## What to work on
Every line holding the word "Reversal²" counts once. Give the total, nothing more.

(Figure collection entries)
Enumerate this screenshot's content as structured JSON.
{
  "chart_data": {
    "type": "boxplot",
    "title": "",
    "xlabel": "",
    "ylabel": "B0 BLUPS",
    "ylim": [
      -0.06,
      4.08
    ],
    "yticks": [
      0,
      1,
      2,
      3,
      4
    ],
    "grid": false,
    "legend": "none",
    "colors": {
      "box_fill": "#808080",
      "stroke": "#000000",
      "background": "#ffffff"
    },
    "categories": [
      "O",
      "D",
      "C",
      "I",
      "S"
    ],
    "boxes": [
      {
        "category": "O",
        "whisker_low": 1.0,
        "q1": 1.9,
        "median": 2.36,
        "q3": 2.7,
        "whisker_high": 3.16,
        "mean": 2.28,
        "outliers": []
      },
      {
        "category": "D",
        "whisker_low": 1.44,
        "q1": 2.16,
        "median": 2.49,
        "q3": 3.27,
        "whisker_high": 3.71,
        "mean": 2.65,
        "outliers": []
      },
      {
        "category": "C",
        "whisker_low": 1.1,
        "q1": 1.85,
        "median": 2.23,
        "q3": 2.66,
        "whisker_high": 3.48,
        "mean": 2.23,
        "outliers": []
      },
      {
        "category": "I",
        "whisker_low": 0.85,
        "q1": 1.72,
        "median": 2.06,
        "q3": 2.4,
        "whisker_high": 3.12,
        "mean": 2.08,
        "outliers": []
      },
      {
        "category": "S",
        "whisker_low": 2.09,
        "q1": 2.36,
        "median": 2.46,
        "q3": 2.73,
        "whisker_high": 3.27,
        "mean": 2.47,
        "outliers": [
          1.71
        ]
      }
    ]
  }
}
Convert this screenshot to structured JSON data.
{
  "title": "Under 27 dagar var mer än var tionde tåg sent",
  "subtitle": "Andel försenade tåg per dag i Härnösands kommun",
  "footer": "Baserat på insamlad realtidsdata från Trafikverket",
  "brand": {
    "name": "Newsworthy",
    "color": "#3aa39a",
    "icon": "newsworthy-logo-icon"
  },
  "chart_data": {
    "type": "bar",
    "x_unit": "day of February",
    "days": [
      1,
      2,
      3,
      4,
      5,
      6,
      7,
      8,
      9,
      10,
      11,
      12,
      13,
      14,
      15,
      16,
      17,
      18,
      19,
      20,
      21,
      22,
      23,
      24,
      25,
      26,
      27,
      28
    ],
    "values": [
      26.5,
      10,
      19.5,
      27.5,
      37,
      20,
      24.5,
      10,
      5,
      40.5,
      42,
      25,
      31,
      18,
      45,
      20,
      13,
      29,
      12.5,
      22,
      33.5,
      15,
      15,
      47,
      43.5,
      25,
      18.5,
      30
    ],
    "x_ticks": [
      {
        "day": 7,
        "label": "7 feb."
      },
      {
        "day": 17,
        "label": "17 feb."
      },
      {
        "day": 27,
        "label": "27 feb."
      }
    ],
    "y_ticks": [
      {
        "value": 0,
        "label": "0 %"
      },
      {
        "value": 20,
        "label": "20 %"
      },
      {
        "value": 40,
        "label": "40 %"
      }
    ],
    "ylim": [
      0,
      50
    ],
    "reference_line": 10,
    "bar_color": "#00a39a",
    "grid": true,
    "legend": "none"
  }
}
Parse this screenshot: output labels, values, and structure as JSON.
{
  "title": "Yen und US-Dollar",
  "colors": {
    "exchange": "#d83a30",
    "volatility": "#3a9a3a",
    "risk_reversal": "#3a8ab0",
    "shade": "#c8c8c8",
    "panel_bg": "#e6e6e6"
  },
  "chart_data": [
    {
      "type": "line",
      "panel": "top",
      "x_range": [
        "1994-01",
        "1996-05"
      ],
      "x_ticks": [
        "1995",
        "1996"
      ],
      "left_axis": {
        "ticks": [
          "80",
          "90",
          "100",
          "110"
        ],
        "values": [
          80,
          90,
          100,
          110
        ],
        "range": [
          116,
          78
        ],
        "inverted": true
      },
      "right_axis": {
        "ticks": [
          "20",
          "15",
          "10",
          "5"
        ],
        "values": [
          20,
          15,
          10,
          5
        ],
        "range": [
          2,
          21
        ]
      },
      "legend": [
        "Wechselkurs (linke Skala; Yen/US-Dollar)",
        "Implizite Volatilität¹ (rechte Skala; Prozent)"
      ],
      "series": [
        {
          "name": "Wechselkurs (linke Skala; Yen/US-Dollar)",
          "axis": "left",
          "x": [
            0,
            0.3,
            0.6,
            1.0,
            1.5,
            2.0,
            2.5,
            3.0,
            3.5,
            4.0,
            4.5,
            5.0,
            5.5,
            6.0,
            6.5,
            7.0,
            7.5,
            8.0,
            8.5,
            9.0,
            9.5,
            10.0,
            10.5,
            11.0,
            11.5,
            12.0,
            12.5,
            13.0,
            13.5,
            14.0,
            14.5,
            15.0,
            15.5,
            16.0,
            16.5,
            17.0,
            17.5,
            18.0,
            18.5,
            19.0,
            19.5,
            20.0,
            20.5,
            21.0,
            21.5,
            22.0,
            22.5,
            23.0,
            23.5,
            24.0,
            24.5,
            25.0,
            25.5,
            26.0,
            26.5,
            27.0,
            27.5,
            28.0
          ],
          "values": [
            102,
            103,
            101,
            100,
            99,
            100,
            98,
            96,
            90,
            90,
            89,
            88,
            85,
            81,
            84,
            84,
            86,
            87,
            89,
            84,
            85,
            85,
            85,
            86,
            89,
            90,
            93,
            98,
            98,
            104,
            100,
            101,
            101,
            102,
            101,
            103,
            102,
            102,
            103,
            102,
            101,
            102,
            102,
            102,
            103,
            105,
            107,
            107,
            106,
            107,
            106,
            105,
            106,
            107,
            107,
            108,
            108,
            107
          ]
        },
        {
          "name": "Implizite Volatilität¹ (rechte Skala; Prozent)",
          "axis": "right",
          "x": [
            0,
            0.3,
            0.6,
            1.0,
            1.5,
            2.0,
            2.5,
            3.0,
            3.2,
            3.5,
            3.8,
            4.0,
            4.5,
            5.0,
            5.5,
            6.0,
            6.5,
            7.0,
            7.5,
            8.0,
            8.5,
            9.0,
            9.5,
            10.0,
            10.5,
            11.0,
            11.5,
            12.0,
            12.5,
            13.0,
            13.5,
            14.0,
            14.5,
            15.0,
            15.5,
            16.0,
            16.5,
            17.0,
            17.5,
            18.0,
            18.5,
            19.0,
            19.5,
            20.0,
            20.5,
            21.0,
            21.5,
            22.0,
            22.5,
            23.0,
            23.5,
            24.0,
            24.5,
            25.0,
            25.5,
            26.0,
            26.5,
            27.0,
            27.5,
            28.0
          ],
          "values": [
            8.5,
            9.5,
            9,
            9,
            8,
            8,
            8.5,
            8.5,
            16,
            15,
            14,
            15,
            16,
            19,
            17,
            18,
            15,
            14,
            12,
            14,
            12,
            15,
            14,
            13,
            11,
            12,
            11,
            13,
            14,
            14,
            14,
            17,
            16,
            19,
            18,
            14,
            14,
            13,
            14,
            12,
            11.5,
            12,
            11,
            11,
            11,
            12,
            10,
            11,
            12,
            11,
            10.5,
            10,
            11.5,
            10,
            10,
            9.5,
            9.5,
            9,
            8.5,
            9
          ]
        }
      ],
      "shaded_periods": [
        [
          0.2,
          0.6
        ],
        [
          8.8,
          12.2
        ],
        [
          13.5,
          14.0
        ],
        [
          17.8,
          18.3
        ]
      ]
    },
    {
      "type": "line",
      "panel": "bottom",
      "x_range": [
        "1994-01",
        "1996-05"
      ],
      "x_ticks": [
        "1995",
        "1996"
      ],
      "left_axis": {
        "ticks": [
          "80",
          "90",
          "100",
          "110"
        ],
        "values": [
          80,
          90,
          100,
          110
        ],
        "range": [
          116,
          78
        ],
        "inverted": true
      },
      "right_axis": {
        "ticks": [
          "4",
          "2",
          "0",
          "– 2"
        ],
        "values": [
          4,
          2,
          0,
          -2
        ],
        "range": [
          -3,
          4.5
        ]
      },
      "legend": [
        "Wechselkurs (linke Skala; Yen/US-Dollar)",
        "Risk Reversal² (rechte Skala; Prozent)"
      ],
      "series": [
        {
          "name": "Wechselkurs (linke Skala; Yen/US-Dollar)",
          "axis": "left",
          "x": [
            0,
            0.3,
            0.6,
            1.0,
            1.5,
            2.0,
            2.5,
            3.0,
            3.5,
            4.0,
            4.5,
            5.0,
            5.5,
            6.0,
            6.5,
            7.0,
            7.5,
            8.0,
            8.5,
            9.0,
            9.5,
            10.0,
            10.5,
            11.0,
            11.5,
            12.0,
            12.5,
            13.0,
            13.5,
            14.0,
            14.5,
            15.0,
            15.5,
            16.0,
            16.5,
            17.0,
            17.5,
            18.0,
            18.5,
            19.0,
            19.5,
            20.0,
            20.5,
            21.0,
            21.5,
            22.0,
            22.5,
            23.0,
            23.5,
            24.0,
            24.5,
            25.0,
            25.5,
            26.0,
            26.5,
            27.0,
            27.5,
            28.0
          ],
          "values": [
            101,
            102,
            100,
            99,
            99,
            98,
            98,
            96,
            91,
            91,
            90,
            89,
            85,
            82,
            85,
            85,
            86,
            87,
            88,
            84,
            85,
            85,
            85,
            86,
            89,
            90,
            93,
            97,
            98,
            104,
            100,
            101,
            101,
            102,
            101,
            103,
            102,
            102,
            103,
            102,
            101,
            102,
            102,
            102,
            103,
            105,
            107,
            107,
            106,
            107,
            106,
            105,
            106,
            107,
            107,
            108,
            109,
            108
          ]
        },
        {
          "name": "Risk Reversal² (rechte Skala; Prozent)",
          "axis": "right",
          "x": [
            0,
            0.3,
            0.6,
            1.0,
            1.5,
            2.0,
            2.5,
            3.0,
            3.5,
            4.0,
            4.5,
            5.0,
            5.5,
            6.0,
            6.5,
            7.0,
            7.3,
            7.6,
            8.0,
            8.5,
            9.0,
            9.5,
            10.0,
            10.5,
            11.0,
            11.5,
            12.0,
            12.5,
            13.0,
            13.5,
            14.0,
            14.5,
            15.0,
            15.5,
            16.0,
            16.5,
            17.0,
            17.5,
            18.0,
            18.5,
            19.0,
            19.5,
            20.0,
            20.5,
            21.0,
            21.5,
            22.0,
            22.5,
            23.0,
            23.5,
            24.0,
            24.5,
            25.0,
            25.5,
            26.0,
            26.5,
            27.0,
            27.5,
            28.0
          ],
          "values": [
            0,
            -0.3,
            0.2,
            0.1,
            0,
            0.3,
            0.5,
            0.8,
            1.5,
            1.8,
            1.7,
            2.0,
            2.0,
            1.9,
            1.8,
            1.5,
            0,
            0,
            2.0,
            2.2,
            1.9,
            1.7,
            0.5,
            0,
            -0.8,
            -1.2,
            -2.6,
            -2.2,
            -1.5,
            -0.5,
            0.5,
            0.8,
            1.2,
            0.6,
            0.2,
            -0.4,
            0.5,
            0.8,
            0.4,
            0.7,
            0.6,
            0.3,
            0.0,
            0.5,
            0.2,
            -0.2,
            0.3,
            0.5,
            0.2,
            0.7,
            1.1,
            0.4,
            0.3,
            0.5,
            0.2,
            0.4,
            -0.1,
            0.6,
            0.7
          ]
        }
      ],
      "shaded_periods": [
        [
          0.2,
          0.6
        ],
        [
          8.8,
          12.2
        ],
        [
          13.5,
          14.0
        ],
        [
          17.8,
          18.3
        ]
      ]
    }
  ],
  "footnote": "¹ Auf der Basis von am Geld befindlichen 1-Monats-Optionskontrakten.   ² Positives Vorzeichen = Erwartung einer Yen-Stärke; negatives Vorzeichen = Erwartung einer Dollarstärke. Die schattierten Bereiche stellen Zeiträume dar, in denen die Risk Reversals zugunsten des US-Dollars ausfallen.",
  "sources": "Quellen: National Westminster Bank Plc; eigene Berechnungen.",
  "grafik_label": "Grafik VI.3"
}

## Reply
2